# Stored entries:

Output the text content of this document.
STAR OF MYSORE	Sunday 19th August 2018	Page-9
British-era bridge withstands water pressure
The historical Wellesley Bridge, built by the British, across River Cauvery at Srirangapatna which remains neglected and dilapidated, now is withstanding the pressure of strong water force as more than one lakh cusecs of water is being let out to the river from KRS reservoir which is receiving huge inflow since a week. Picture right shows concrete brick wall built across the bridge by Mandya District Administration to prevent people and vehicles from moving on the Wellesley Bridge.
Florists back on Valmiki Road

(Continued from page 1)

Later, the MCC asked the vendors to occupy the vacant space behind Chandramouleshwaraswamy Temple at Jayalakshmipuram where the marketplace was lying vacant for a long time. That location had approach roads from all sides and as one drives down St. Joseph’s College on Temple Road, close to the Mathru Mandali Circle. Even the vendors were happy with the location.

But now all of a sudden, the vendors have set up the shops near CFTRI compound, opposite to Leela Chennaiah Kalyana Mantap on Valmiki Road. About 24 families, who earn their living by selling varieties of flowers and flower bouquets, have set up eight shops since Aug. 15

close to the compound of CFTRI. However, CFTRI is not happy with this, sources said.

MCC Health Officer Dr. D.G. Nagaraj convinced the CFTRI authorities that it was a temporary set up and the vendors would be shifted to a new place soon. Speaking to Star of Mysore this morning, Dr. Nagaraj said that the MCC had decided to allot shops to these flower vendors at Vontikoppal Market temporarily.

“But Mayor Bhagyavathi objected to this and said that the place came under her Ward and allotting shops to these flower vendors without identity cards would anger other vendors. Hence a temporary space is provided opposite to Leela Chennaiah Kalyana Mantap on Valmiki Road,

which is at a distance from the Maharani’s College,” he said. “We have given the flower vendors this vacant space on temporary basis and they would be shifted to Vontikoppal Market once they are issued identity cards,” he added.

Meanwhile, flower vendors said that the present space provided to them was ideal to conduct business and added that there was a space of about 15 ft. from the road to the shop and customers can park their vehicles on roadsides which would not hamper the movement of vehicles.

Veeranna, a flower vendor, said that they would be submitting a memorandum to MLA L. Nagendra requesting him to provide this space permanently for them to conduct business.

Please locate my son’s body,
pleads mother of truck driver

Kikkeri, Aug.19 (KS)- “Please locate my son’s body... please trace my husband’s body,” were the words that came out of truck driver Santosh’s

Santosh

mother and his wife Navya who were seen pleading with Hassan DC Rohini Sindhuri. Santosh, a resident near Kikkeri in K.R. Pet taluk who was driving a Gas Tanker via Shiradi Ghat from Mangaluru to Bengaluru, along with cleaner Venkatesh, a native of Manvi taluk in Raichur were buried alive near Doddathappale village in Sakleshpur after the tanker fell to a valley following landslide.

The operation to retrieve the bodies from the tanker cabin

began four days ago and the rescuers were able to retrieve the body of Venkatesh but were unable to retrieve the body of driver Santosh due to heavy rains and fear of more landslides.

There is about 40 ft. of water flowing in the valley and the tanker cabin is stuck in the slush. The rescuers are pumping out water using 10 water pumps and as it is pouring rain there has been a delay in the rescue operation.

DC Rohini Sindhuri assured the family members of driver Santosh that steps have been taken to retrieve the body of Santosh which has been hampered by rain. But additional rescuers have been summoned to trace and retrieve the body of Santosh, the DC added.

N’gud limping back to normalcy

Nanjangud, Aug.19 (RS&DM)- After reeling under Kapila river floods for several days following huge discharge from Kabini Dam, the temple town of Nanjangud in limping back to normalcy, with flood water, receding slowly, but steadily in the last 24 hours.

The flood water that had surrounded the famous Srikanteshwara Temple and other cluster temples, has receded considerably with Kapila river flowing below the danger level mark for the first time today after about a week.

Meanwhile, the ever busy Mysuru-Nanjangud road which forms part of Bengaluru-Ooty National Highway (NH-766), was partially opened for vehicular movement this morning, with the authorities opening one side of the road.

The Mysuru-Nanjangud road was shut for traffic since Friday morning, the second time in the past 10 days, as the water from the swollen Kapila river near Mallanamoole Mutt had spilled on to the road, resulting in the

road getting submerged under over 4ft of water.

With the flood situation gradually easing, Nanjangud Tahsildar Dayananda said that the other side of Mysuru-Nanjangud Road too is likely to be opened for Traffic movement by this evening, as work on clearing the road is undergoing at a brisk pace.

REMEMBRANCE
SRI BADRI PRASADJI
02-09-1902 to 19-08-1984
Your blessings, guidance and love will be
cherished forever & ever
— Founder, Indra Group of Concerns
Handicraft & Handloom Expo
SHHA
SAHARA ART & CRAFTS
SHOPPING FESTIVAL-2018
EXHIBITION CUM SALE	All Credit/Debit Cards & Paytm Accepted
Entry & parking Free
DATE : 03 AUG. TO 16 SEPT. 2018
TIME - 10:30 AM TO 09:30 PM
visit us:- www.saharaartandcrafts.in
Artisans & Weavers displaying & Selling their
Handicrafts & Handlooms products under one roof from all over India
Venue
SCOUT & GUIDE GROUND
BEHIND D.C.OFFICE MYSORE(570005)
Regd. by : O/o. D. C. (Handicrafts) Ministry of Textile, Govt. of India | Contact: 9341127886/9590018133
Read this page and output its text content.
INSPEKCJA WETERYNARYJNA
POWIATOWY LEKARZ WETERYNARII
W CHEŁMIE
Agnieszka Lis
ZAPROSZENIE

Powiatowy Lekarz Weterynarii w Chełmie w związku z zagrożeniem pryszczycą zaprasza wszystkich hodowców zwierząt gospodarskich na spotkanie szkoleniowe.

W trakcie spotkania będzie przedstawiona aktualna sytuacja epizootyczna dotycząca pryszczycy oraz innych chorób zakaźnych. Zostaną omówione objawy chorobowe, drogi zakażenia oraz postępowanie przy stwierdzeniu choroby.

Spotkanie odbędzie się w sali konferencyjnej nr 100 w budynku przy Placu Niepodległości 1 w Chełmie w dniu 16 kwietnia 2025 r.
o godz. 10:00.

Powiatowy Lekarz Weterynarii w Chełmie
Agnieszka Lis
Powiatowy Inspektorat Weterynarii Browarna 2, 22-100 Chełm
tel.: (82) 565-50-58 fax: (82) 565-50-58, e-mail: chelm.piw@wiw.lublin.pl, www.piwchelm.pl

# THE PROBLEM:
Starting with the line that contains "Read this page and output its text content.", repeat each line through the last one exactly as it appears. Include both ends and nothing more.

# SOLUTION FOR THIS PROBLEM:
Read this page and output its text content.
INSPEKCJA WETERYNARYJNA
POWIATOWY LEKARZ WETERYNARII
W CHEŁMIE
Agnieszka Lis
ZAPROSZENIE

Powiatowy Lekarz Weterynarii w Chełmie w związku z zagrożeniem pryszczycą zaprasza wszystkich hodowców zwierząt gospodarskich na spotkanie szkoleniowe.

W trakcie spotkania będzie przedstawiona aktualna sytuacja epizootyczna dotycząca pryszczycy oraz innych chorób zakaźnych. Zostaną omówione objawy chorobowe, drogi zakażenia oraz postępowanie przy stwierdzeniu choroby.

Spotkanie odbędzie się w sali konferencyjnej nr 100 w budynku przy Placu Niepodległości 1 w Chełmie w dniu 16 kwietnia 2025 r.
o godz. 10:00.

Powiatowy Lekarz Weterynarii w Chełmie
Agnieszka Lis
Powiatowy Inspektorat Weterynarii Browarna 2, 22-100 Chełm
tel.: (82) 565-50-58 fax: (82) 565-50-58, e-mail: chelm.piw@wiw.lublin.pl, www.piwchelm.pl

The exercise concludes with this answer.